* WORK INSTRUCTIONS
Present each line of the entries below that holds the word "terrain".

::::::::::

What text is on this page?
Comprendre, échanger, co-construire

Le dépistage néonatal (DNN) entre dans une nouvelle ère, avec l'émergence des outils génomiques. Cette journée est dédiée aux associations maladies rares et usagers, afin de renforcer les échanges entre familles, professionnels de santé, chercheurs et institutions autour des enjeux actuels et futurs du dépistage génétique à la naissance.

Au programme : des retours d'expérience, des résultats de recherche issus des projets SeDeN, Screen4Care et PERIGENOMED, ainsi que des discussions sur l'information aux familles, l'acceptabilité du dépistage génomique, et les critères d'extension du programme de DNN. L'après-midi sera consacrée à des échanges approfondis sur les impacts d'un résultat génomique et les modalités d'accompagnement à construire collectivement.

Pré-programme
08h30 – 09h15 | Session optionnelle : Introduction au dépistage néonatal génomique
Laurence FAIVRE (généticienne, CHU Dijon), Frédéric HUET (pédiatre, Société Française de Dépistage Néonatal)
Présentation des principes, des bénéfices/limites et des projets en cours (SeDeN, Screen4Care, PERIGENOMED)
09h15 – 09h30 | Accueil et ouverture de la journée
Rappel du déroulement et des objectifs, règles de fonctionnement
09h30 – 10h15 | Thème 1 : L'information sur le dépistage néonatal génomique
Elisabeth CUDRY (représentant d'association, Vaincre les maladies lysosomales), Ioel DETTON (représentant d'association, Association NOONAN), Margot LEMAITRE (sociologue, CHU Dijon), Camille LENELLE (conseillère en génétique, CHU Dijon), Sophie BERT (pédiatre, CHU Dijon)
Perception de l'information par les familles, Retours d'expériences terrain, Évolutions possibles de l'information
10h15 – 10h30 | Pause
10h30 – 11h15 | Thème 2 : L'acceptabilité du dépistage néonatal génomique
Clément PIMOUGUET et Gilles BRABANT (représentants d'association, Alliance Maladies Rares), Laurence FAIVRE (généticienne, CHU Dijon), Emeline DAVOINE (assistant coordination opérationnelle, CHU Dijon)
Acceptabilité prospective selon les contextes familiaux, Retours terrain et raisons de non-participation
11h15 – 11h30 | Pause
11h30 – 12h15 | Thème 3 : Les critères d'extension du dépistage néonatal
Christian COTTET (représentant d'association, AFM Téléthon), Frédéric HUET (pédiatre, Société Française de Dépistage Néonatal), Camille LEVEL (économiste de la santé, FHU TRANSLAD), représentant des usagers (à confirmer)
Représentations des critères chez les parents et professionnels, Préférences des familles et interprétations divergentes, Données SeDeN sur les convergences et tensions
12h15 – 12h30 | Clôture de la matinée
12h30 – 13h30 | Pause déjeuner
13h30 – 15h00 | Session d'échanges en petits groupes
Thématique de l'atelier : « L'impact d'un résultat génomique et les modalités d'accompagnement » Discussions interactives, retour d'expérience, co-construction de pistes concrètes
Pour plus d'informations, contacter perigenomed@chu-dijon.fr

::::::::::

* RESPONSE AREA
Perception de l'information par les familles, Retours d'expériences terrain, Évolutions possibles de l'information
Acceptabilité prospective selon les contextes familiaux, Retours terrain et raisons de non-participation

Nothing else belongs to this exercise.